Locate the word "заболеваний" in the material, then show every line that holds it.
──────
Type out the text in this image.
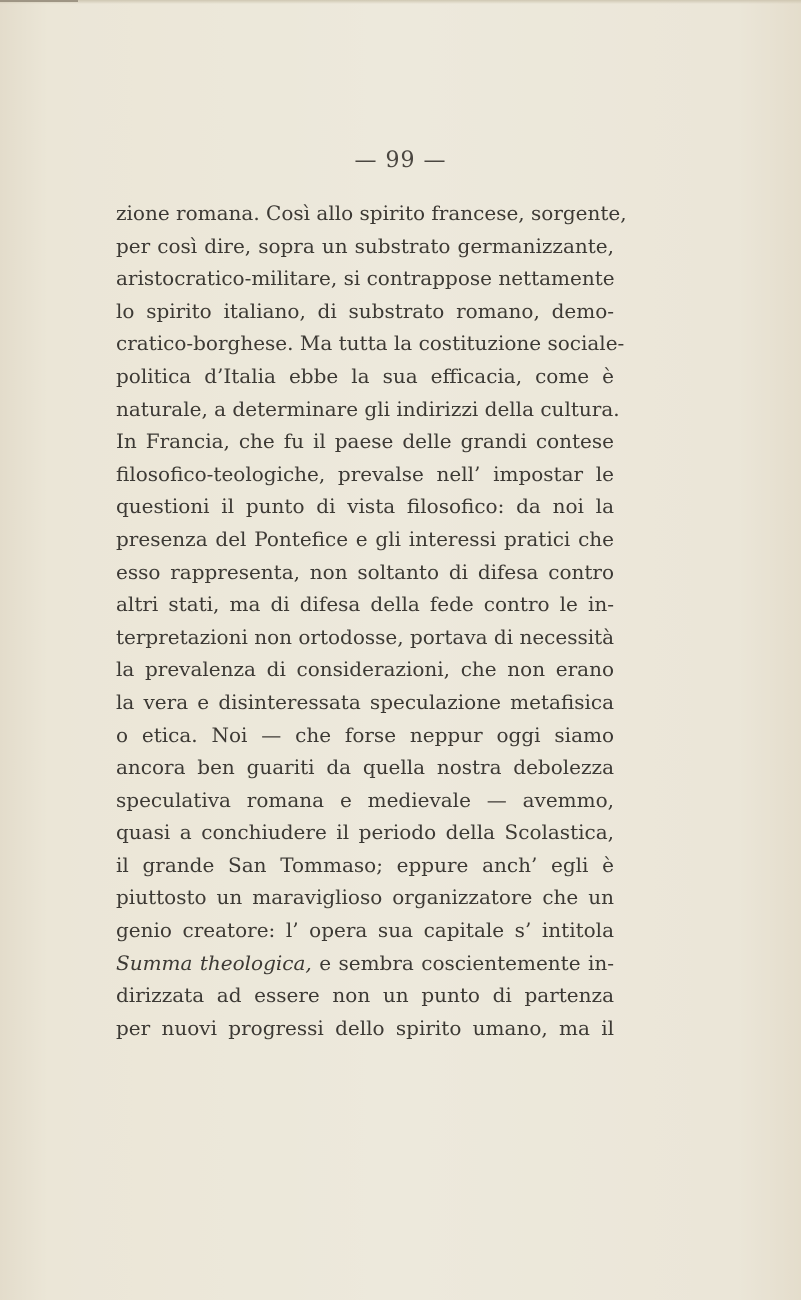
— 99 —
zione romana. Così allo spirito francese, sorgente,
per così dire, sopra un substrato germanizzante,
aristocratico-militare, si contrappose nettamente
lo spirito italiano, di substrato romano, demo-
cratico-borghese. Ma tutta la costituzione sociale-
politica d’Italia ebbe la sua efficacia, come è
naturale, a determinare gli indirizzi della cultura.
In Francia, che fu il paese delle grandi contese
filosofico-teologiche, prevalse nell’ impostar le
questioni il punto di vista filosofico: da noi la
presenza del Pontefice e gli interessi pratici che
esso rappresenta, non soltanto di difesa contro
altri stati, ma di difesa della fede contro le in-
terpretazioni non ortodosse, portava di necessità
la prevalenza di considerazioni, che non erano
la vera e disinteressata speculazione metafisica
o etica. Noi — che forse neppur oggi siamo
ancora ben guariti da quella nostra debolezza
speculativa romana e medievale — avemmo,
quasi a conchiudere il periodo della Scolastica,
il grande San Tommaso; eppure anch’ egli è
piuttosto un maraviglioso organizzatore che un
genio creatore: l’ opera sua capitale s’ intitola
Summa theologica, e sembra coscientemente in-
dirizzata ad essere non un punto di partenza
per nuovi progressi dello spirito umano, ma il
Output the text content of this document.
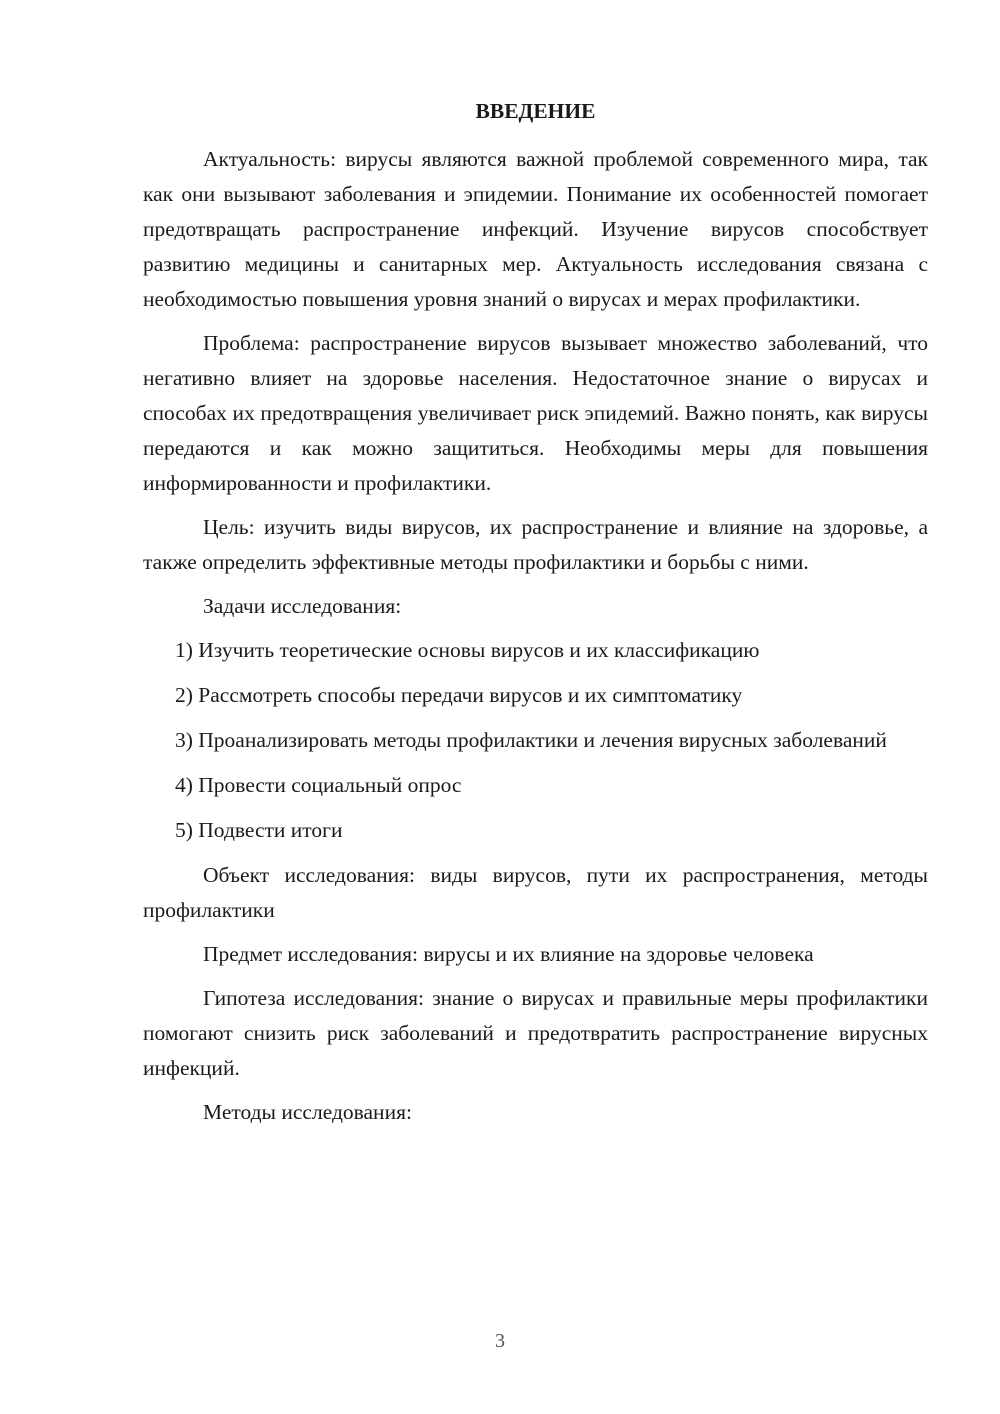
ВВЕДЕНИЕ

Актуальность: вирусы являются важной проблемой современного мира, так как они вызывают заболевания и эпидемии. Понимание их особенностей помогает предотвращать распространение инфекций. Изучение вирусов способствует развитию медицины и санитарных мер. Актуальность исследования связана с необходимостью повышения уровня знаний о вирусах и мерах профилактики.

Проблема: распространение вирусов вызывает множество заболеваний, что негативно влияет на здоровье населения. Недостаточное знание о вирусах и способах их предотвращения увеличивает риск эпидемий. Важно понять, как вирусы передаются и как можно защититься. Необходимы меры для повышения информированности и профилактики.

Цель: изучить виды вирусов, их распространение и влияние на здоровье, а также определить эффективные методы профилактики и борьбы с ними.

Задачи исследования:

1) Изучить теоретические основы вирусов и их классификацию

2) Рассмотреть способы передачи вирусов и их симптоматику

3) Проанализировать методы профилактики и лечения вирусных заболеваний

4) Провести социальный опрос

5) Подвести итоги

Объект исследования: виды вирусов, пути их распространения, методы профилактики

Предмет исследования: вирусы и их влияние на здоровье человека

Гипотеза исследования: знание о вирусах и правильные меры профилактики помогают снизить риск заболеваний и предотвратить распространение вирусных инфекций.

Методы исследования:

3
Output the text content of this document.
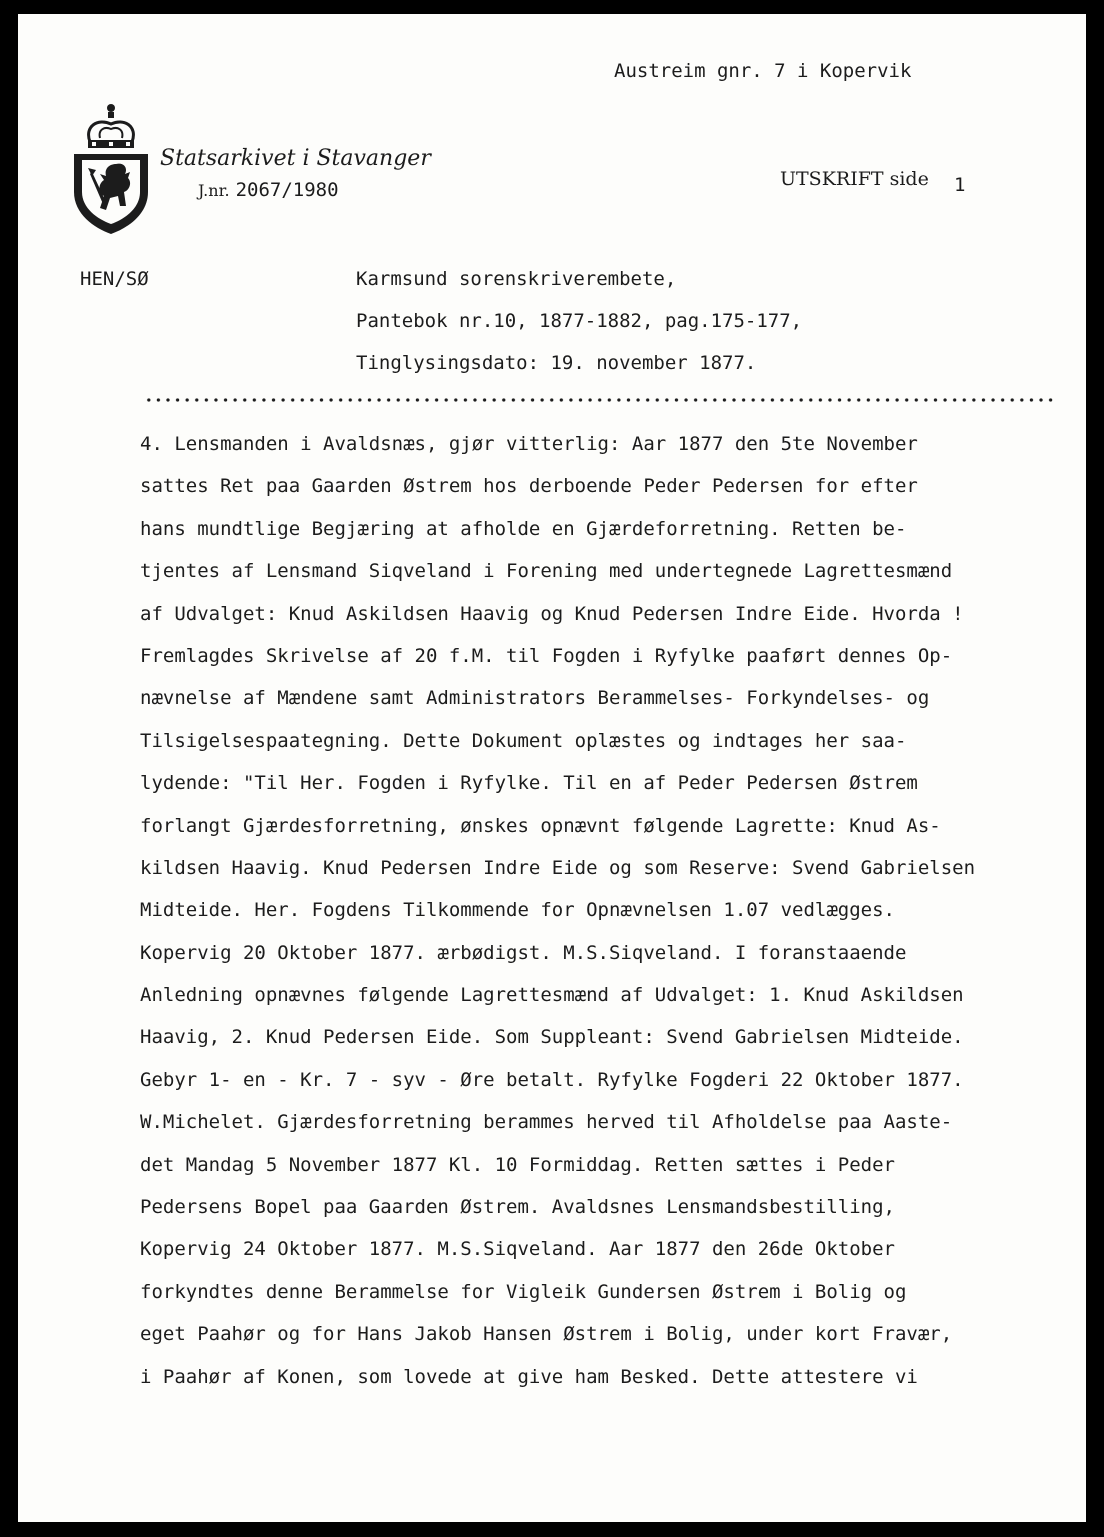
Austreim gnr. 7 i Kopervik
Statsarkivet i Stavanger
J.nr. 2067/1980	UTSKRIFT side 1
HEN/SØ	Karmsund sorenskriverembete,
Pantebok nr.10, 1877-1882, pag.175-177,
Tinglysingsdato: 19. november 1877.
4. Lensmanden i Avaldsnæs, gjør vitterlig: Aar 1877 den 5te November
sattes Ret paa Gaarden Østrem hos derboende Peder Pedersen for efter
hans mundtlige Begjæring at afholde en Gjærdeforretning. Retten be-
tjentes af Lensmand Siqveland i Forening med undertegnede Lagrettesmænd
af Udvalget: Knud Askildsen Haavig og Knud Pedersen Indre Eide. Hvorda !
Fremlagdes Skrivelse af 20 f.M. til Fogden i Ryfylke paaført dennes Op-
nævnelse af Mændene samt Administrators Berammelses- Forkyndelses- og
Tilsigelsespaategning. Dette Dokument oplæstes og indtages her saa-
lydende: "Til Her. Fogden i Ryfylke. Til en af Peder Pedersen Østrem
forlangt Gjærdesforretning, ønskes opnævnt følgende Lagrette: Knud As-
kildsen Haavig. Knud Pedersen Indre Eide og som Reserve: Svend Gabrielsen
Midteide. Her. Fogdens Tilkommende for Opnævnelsen 1.07 vedlægges.
Kopervig 20 Oktober 1877. ærbødigst. M.S.Siqveland. I foranstaaende
Anledning opnævnes følgende Lagrettesmænd af Udvalget: 1. Knud Askildsen
Haavig, 2. Knud Pedersen Eide. Som Suppleant: Svend Gabrielsen Midteide.
Gebyr 1- en - Kr. 7 - syv - Øre betalt. Ryfylke Fogderi 22 Oktober 1877.
W.Michelet. Gjærdesforretning berammes herved til Afholdelse paa Aaste-
det Mandag 5 November 1877 Kl. 10 Formiddag. Retten sættes i Peder
Pedersens Bopel paa Gaarden Østrem. Avaldsnes Lensmandsbestilling,
Kopervig 24 Oktober 1877. M.S.Siqveland. Aar 1877 den 26de Oktober
forkyndtes denne Berammelse for Vigleik Gundersen Østrem i Bolig og
eget Paahør og for Hans Jakob Hansen Østrem i Bolig, under kort Fravær,
i Paahør af Konen, som lovede at give ham Besked. Dette attestere vi
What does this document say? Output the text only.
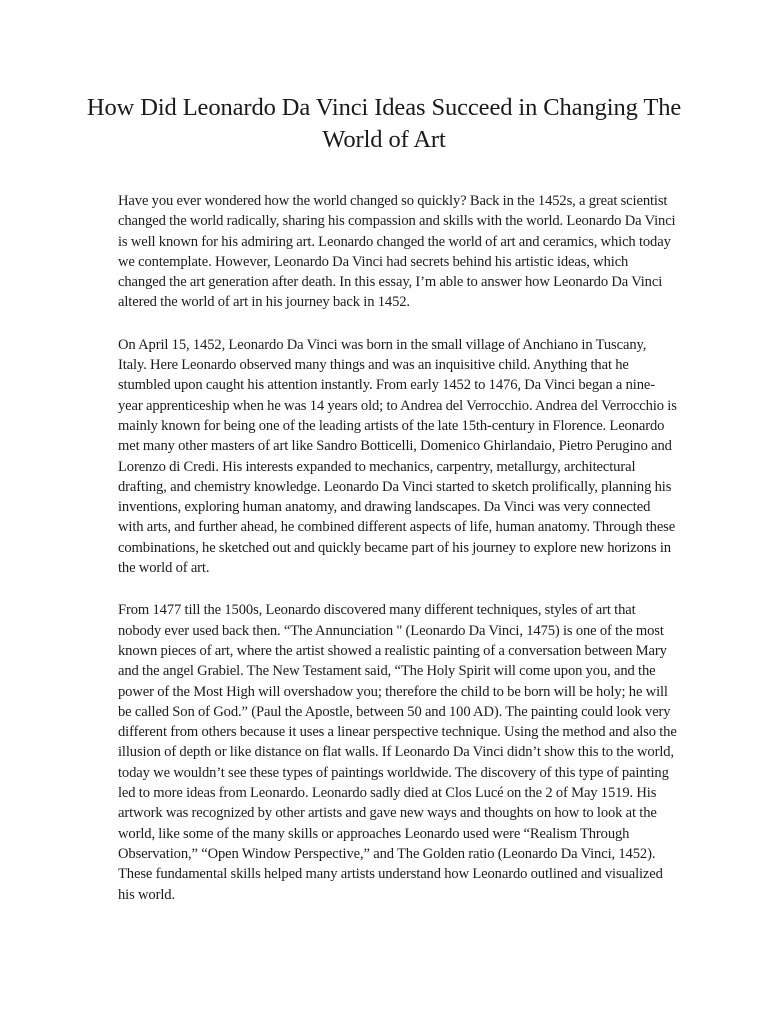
How Did Leonardo Da Vinci Ideas Succeed in Changing The World of Art

Have you ever wondered how the world changed so quickly? Back in the 1452s, a great scientist changed the world radically, sharing his compassion and skills with the world. Leonardo Da Vinci is well known for his admiring art. Leonardo changed the world of art and ceramics, which today we contemplate. However, Leonardo Da Vinci had secrets behind his artistic ideas, which changed the art generation after death. In this essay, I’m able to answer how Leonardo Da Vinci altered the world of art in his journey back in 1452.

On April 15, 1452, Leonardo Da Vinci was born in the small village of Anchiano in Tuscany, Italy. Here Leonardo observed many things and was an inquisitive child. Anything that he stumbled upon caught his attention instantly. From early 1452 to 1476, Da Vinci began a nine-year apprenticeship when he was 14 years old; to Andrea del Verrocchio. Andrea del Verrocchio is mainly known for being one of the leading artists of the late 15th-century in Florence. Leonardo met many other masters of art like Sandro Botticelli, Domenico Ghirlandaio, Pietro Perugino and Lorenzo di Credi. His interests expanded to mechanics, carpentry, metallurgy, architectural drafting, and chemistry knowledge. Leonardo Da Vinci started to sketch prolifically, planning his inventions, exploring human anatomy, and drawing landscapes. Da Vinci was very connected with arts, and further ahead, he combined different aspects of life, human anatomy. Through these combinations, he sketched out and quickly became part of his journey to explore new horizons in the world of art.

From 1477 till the 1500s, Leonardo discovered many different techniques, styles of art that nobody ever used back then. “The Annunciation " (Leonardo Da Vinci, 1475) is one of the most known pieces of art, where the artist showed a realistic painting of a conversation between Mary and the angel Grabiel. The New Testament said, “The Holy Spirit will come upon you, and the power of the Most High will overshadow you; therefore the child to be born will be holy; he will be called Son of God.” (Paul the Apostle, between 50 and 100 AD). The painting could look very different from others because it uses a linear perspective technique. Using the method and also the illusion of depth or like distance on flat walls. If Leonardo Da Vinci didn’t show this to the world, today we wouldn’t see these types of paintings worldwide. The discovery of this type of painting led to more ideas from Leonardo. Leonardo sadly died at Clos Lucé on the 2 of May 1519. His artwork was recognized by other artists and gave new ways and thoughts on how to look at the world, like some of the many skills or approaches Leonardo used were “Realism Through Observation,” “Open Window Perspective,” and The Golden ratio (Leonardo Da Vinci, 1452). These fundamental skills helped many artists understand how Leonardo outlined and visualized his world.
──────
_SOLUTION_:
Проблема: распространение вирусов вызывает множество заболеваний, что негативно влияет на здоровье населения. Недостаточное знание о вирусах и способах их предотвращения увеличивает риск эпидемий. Важно понять, как вирусы передаются и как можно защититься. Необходимы меры для повышения информированности и профилактики.
3) Проанализировать методы профилактики и лечения вирусных заболеваний
Гипотеза исследования: знание о вирусах и правильные меры профилактики помогают снизить риск заболеваний и предотвратить распространение вирусных инфекций.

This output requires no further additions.